* Begin *

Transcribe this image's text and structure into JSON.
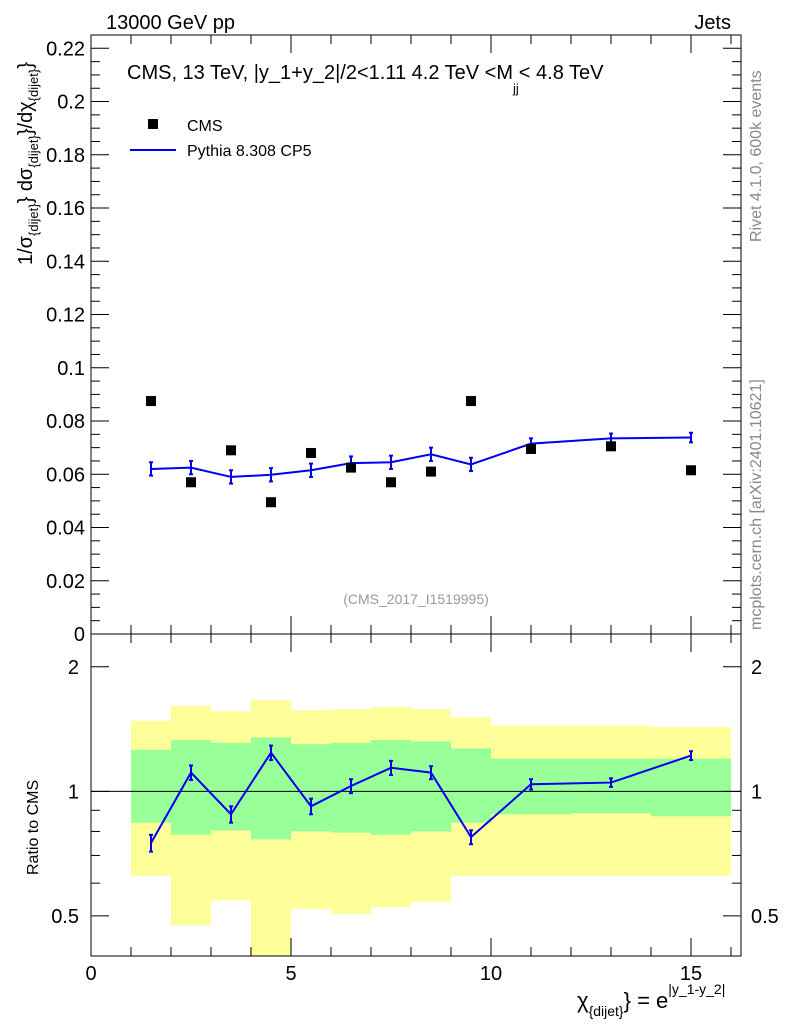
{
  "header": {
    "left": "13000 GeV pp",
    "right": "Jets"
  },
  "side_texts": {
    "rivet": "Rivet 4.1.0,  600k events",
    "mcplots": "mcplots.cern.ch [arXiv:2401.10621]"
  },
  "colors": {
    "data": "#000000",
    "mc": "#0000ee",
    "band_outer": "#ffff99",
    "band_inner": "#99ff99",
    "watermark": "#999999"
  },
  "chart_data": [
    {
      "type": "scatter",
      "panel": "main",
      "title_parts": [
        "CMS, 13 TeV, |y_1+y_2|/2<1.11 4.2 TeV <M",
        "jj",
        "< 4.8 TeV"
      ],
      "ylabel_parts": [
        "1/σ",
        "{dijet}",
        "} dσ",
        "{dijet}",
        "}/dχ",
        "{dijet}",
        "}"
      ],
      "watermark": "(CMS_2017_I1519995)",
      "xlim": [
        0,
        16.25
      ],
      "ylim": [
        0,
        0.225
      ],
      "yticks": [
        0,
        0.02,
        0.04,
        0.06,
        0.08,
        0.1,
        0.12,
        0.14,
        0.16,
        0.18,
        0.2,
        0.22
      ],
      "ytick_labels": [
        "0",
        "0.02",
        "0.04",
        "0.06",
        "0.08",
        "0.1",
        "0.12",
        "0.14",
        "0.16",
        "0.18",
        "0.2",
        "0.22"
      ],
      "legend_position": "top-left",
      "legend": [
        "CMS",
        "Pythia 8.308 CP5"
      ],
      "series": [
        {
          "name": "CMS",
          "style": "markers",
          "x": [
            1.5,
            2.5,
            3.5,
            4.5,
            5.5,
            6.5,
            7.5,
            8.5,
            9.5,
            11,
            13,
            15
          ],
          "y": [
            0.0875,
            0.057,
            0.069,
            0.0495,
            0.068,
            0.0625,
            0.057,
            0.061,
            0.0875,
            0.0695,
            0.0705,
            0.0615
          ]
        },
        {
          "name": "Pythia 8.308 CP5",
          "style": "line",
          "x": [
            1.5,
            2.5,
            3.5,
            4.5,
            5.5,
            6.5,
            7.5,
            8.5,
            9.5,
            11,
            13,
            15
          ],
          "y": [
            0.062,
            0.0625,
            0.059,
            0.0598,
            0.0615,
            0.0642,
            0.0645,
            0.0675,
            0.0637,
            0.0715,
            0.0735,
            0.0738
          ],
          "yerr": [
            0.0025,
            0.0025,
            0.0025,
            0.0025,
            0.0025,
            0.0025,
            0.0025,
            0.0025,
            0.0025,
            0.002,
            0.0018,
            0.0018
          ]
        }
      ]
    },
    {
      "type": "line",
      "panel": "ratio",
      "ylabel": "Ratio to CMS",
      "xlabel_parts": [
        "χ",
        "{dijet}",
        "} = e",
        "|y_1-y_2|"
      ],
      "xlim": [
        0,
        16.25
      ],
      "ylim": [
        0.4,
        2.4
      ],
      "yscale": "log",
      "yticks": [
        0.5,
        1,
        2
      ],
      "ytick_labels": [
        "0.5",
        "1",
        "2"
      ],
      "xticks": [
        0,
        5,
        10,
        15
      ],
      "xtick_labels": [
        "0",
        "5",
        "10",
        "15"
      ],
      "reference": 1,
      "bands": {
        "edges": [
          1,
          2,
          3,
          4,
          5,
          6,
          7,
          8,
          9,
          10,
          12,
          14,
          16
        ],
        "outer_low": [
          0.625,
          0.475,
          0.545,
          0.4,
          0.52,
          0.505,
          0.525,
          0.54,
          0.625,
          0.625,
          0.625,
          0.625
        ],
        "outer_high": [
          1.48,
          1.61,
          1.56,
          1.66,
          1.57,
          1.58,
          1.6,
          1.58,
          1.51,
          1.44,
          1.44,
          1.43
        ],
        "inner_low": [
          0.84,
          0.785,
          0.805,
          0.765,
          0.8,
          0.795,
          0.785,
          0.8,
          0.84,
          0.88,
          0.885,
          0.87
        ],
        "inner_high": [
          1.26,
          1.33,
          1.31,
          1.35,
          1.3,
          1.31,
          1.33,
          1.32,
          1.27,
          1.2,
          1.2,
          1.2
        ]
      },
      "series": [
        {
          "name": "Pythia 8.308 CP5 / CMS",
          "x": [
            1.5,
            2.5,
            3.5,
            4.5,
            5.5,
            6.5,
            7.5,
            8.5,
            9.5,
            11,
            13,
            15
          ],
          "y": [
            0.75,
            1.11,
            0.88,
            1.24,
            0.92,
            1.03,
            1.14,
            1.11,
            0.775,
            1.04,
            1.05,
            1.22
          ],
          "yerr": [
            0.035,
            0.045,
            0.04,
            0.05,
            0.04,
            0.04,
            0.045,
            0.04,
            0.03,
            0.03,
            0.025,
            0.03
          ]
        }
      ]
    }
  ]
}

* End *
* Begin *

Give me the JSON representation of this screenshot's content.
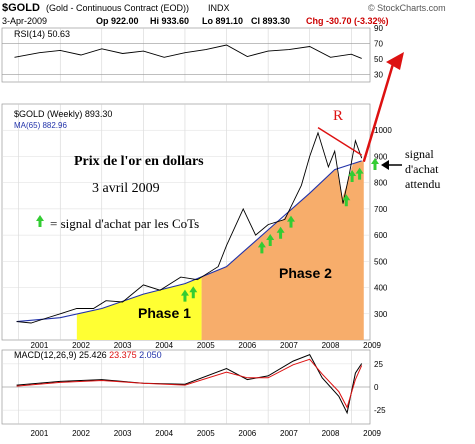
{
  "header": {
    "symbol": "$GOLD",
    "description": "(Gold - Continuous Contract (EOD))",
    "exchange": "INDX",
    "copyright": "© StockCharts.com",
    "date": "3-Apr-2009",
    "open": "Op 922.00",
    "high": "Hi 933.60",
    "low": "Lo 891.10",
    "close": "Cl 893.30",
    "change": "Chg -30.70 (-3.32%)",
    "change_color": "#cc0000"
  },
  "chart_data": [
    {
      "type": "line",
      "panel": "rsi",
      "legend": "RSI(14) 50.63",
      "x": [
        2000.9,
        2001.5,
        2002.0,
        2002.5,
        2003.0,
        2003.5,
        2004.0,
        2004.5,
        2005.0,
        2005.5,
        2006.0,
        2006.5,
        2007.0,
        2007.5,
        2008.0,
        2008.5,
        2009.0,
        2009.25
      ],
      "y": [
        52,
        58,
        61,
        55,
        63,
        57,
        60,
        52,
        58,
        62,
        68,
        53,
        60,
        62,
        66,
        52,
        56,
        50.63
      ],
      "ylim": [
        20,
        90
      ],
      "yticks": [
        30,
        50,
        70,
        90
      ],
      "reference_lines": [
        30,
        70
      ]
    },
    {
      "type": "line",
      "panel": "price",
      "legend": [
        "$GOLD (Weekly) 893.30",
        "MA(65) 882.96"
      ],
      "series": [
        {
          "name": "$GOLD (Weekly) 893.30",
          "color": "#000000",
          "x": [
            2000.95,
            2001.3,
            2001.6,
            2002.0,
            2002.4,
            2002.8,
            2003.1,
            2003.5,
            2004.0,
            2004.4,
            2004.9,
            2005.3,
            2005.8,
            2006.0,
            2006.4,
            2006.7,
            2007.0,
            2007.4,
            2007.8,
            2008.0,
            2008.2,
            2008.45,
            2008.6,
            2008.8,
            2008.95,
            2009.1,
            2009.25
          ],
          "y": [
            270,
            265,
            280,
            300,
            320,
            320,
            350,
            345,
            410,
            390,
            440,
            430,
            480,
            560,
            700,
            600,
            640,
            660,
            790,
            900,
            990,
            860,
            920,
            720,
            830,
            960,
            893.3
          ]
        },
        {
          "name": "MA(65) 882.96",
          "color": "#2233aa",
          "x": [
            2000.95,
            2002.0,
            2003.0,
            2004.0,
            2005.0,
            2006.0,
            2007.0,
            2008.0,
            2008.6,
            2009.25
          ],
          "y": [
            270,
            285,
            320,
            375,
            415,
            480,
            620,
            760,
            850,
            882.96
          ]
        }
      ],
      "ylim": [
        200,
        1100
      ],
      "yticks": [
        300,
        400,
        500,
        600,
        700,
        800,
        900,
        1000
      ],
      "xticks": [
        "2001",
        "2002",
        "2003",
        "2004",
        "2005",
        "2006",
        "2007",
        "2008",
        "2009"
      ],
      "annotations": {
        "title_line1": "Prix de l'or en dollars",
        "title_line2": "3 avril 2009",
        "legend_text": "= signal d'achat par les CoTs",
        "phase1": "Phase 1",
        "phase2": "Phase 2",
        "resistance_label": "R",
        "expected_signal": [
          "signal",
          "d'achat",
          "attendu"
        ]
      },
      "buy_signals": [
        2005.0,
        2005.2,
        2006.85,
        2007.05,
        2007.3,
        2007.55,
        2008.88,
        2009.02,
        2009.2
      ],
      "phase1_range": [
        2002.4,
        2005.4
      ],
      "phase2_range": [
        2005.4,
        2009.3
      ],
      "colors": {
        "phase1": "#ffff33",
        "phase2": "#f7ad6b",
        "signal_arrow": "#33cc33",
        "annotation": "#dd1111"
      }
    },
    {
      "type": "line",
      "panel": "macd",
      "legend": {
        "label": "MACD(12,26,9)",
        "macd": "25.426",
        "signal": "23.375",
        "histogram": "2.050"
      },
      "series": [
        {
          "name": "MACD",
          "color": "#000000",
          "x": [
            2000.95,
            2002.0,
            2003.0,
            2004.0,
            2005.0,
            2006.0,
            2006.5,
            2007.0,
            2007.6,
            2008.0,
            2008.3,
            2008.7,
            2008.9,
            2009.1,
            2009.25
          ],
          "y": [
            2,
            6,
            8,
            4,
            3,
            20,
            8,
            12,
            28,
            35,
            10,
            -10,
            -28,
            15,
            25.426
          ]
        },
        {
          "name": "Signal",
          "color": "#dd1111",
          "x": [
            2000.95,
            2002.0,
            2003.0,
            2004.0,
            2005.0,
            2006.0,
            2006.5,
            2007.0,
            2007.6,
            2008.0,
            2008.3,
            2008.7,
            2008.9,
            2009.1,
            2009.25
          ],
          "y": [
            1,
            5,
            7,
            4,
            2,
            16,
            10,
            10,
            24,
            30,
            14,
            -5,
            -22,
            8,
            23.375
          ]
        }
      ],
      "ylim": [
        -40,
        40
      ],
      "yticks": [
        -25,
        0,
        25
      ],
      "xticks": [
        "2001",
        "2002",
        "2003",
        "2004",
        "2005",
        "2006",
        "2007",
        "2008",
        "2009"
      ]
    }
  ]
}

* End *
* Begin *

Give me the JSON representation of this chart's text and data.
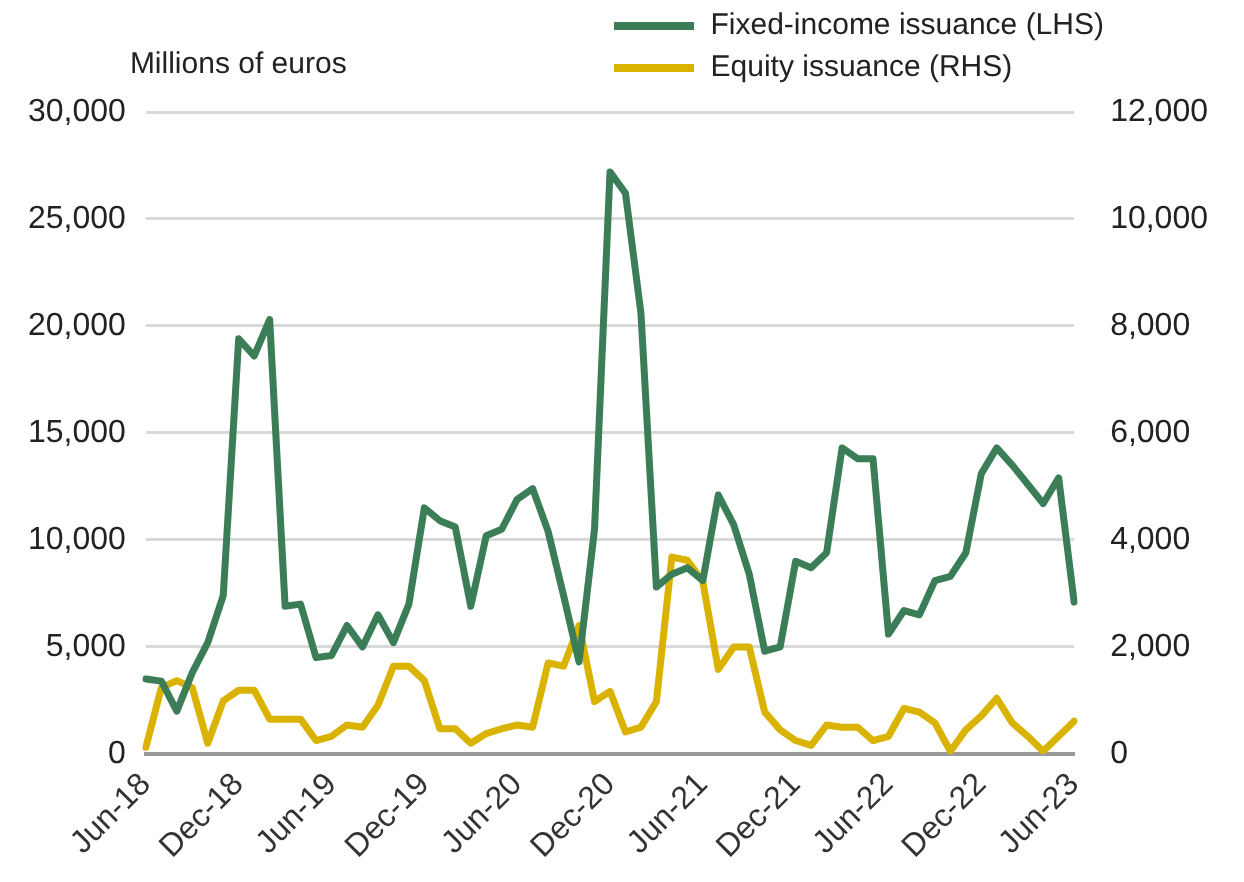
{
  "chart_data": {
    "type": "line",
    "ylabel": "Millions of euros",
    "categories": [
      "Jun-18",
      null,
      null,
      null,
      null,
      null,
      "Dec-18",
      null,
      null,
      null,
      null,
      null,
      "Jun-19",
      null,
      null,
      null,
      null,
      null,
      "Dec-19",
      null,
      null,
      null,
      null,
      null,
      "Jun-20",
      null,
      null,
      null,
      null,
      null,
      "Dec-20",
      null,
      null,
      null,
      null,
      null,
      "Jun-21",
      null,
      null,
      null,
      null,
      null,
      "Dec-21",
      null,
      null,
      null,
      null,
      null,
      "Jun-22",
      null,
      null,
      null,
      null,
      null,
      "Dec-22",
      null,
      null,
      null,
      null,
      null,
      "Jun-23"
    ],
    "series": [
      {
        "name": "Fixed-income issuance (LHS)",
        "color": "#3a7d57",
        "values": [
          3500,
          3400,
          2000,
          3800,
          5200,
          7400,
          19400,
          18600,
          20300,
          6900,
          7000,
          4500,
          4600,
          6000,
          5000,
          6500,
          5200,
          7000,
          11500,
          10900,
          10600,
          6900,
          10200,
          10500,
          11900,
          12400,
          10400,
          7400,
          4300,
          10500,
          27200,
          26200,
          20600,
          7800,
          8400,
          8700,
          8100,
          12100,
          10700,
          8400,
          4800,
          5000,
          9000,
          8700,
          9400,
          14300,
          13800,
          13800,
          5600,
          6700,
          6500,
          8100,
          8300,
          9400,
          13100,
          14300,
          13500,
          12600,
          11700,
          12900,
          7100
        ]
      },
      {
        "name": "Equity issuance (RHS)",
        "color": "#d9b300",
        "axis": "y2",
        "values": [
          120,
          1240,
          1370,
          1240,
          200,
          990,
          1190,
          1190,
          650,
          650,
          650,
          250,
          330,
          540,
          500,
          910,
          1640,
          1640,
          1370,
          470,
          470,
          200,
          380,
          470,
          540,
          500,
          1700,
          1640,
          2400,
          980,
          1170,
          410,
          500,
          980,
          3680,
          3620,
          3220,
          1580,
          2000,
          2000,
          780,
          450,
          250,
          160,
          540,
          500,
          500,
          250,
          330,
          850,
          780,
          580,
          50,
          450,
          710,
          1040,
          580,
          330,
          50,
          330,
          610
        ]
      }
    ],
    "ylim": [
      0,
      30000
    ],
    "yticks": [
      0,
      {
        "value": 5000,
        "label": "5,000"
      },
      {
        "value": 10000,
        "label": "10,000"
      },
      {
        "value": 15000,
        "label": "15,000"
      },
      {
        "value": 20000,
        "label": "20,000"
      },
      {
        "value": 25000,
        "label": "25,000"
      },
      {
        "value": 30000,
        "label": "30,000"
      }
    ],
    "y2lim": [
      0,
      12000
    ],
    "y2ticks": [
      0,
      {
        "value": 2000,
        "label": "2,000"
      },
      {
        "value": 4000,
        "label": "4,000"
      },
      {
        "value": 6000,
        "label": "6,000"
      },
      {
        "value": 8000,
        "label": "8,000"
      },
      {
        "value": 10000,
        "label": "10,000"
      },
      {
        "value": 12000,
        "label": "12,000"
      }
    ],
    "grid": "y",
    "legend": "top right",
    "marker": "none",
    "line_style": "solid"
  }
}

* End *

**WHAT TO PRODUCE**. Search the entries for the string "representation" and collect each line that has it.

**THE COMPLETED TASK**.
Give me the JSON representation of this screenshot's content.
Give me the JSON representation of this chart's text and data.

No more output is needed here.